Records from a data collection
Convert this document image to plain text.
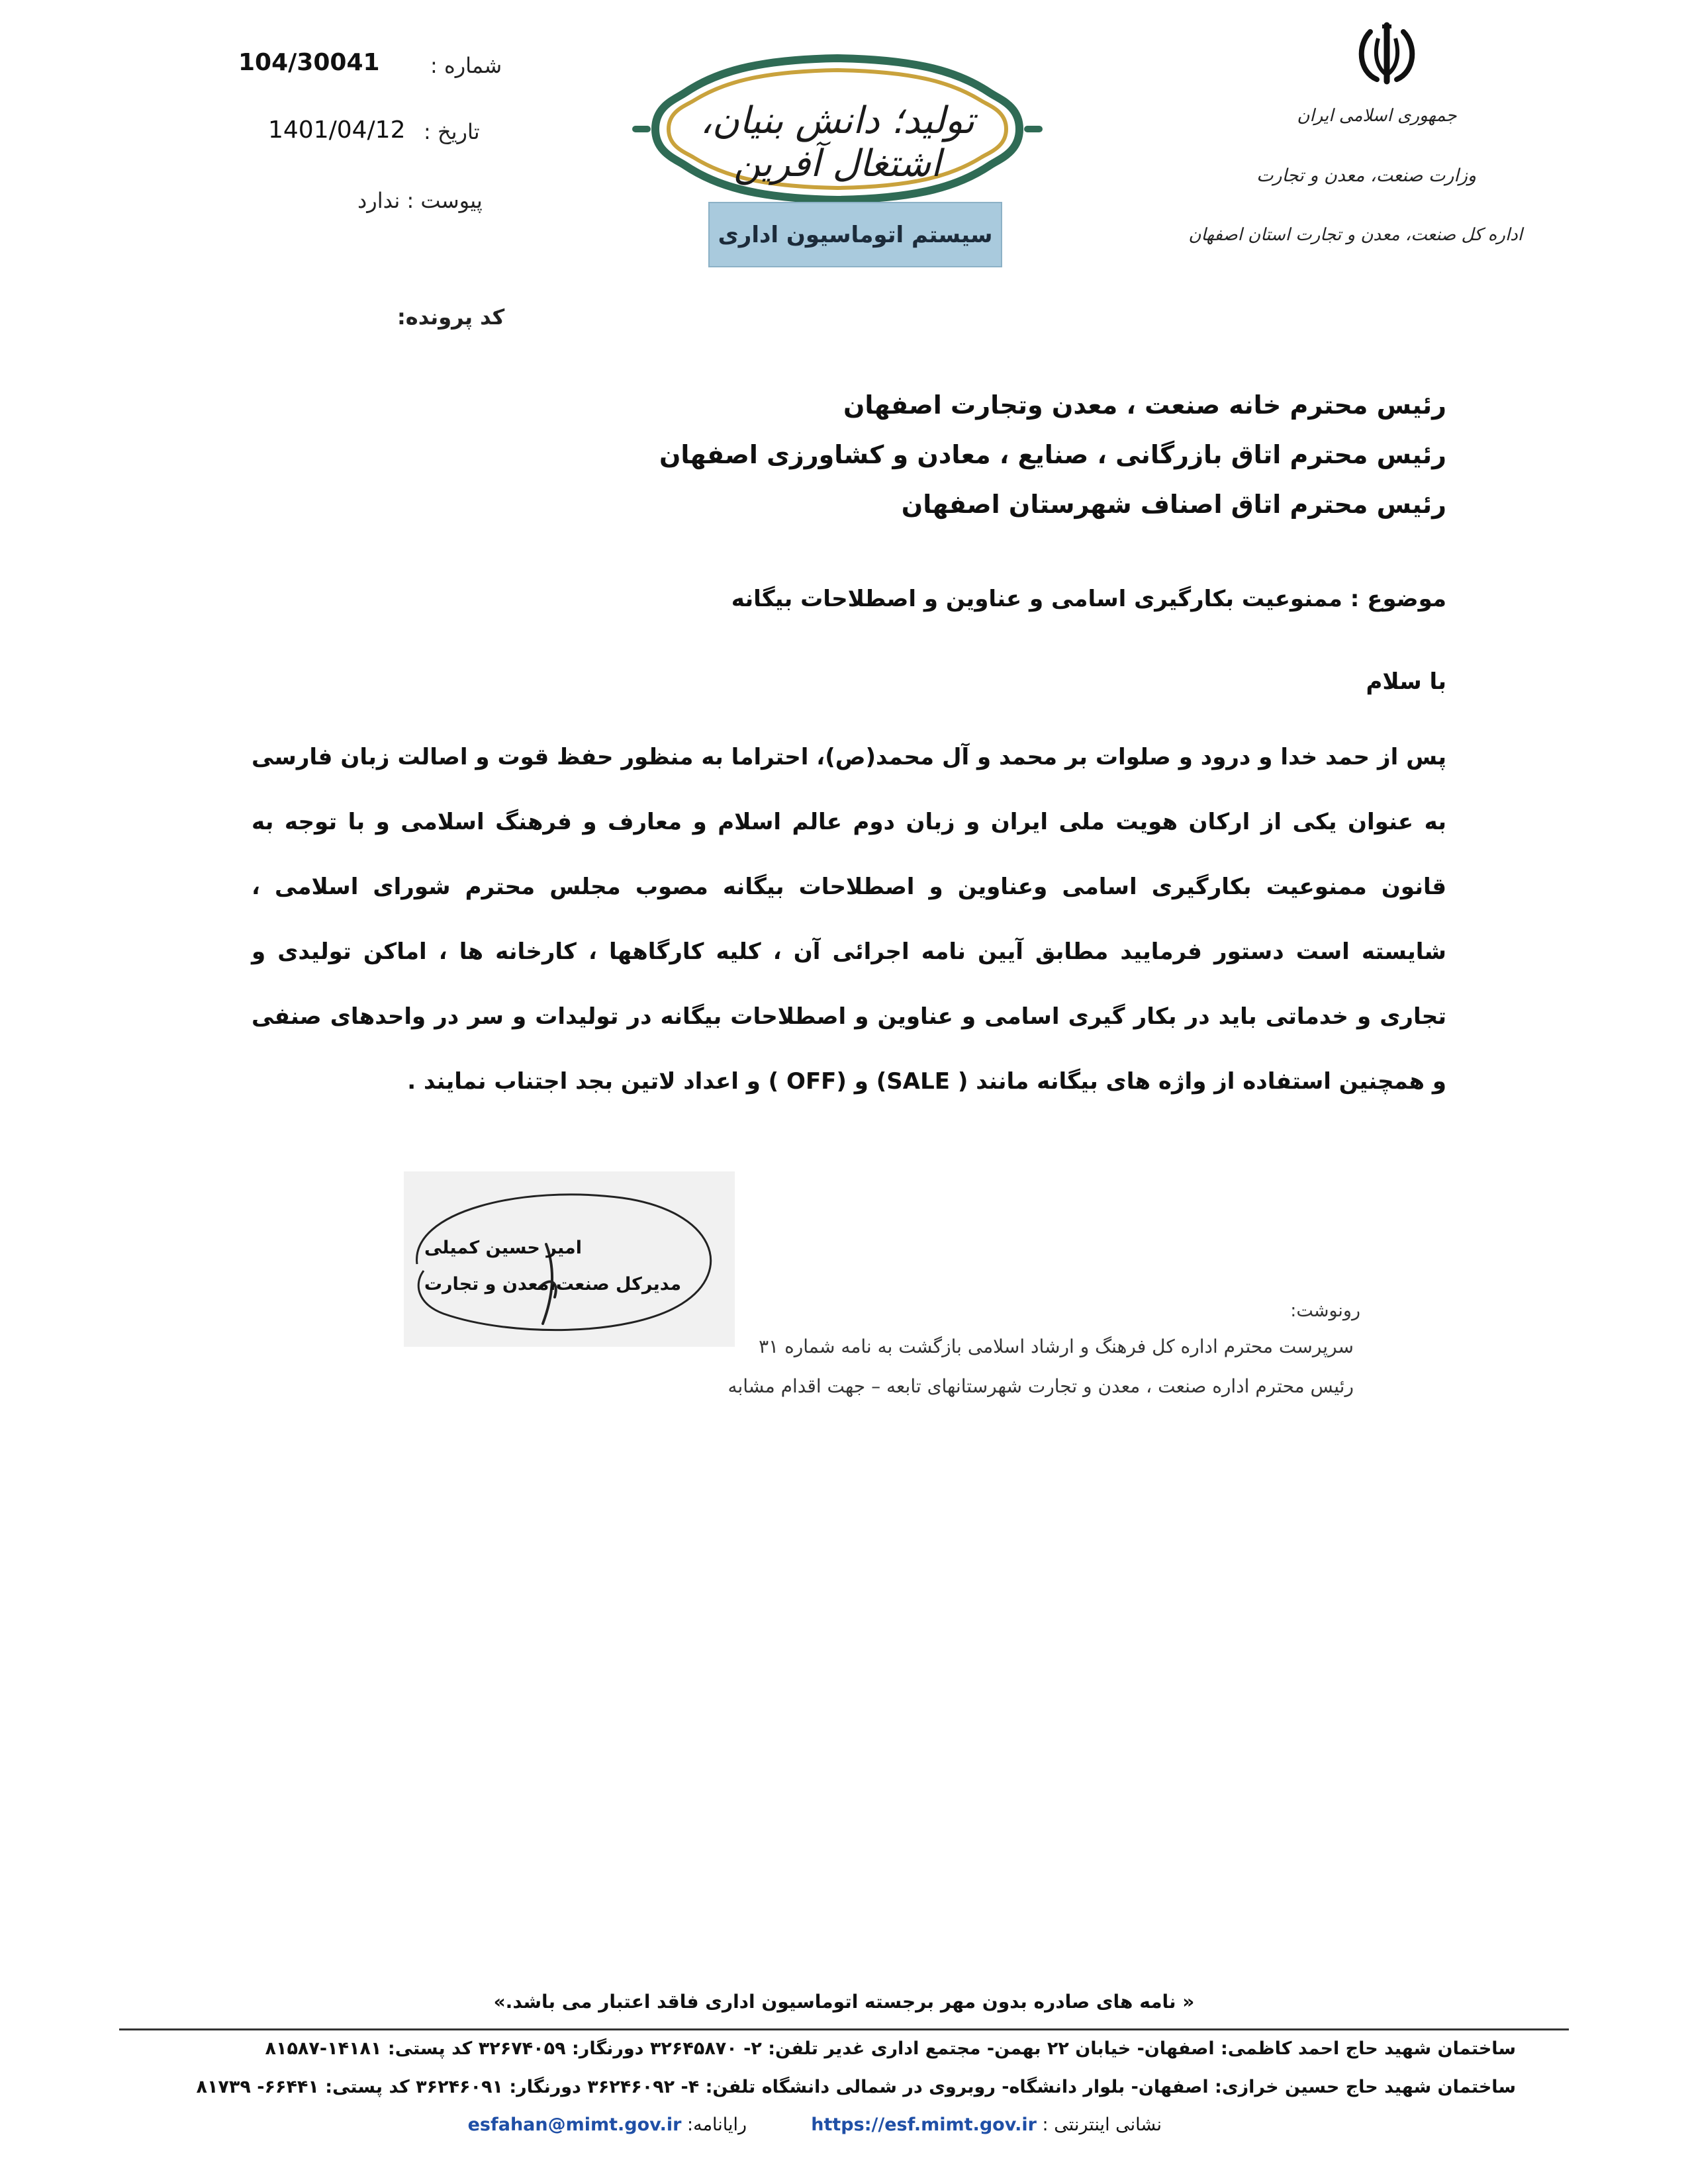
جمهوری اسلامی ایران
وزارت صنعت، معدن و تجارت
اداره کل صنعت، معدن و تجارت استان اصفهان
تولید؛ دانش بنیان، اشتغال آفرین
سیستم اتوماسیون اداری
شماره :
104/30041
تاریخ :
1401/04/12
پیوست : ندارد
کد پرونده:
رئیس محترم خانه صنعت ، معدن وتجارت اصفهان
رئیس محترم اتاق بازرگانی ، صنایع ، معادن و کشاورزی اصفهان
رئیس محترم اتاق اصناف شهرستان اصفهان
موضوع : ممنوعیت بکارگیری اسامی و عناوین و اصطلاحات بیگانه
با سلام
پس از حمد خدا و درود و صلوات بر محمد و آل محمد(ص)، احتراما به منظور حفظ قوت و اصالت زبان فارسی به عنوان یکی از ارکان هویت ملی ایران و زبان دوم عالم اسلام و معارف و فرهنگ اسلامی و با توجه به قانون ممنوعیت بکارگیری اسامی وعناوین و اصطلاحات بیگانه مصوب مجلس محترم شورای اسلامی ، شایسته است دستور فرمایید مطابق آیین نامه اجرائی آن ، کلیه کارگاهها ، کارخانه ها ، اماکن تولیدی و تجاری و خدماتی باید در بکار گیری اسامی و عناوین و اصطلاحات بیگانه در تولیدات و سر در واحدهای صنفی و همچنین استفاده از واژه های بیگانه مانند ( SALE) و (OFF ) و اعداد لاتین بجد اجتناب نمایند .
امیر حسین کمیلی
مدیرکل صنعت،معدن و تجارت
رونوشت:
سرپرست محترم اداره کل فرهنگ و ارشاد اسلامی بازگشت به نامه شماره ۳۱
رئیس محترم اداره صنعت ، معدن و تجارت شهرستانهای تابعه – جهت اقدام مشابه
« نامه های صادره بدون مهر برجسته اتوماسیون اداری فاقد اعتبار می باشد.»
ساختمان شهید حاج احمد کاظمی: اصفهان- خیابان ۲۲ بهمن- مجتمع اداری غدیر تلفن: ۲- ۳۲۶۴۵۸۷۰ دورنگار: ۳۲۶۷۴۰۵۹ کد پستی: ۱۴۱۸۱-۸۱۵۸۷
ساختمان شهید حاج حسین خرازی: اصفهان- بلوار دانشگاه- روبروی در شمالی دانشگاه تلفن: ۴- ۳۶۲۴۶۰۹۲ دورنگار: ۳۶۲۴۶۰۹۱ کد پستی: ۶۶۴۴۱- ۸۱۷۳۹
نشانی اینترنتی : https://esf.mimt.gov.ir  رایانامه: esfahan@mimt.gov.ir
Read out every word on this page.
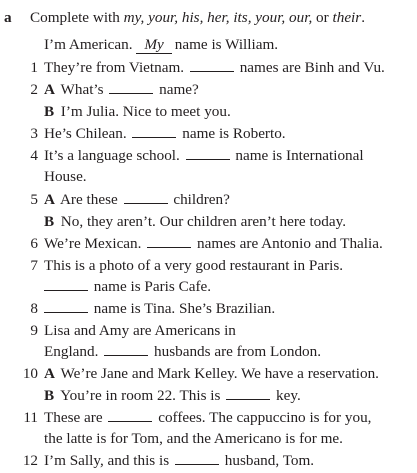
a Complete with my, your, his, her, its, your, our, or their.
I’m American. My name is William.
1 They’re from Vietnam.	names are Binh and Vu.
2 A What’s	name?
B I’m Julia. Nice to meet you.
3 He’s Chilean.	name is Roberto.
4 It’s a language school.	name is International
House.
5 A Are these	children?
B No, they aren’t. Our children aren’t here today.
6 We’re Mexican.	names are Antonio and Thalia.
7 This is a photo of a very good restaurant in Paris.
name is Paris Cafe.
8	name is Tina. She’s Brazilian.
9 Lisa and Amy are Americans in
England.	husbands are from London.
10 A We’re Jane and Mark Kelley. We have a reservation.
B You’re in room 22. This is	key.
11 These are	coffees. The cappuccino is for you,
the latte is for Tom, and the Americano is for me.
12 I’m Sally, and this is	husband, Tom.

EXERCISE DETAILS
Show the lines of the records that include the string "تلفن".

PROBLEM SOLUTION
ساختمان شهید حاج احمد کاظمی: اصفهان- خیابان ۲۲ بهمن- مجتمع اداری غدیر تلفن: ۲- ۳۲۶۴۵۸۷۰ دورنگار: ۳۲۶۷۴۰۵۹ کد پستی: ۱۴۱۸۱-۸۱۵۸۷
ساختمان شهید حاج حسین خرازی: اصفهان- بلوار دانشگاه- روبروی در شمالی دانشگاه تلفن: ۴- ۳۶۲۴۶۰۹۲ دورنگار: ۳۶۲۴۶۰۹۱ کد پستی: ۶۶۴۴۱- ۸۱۷۳۹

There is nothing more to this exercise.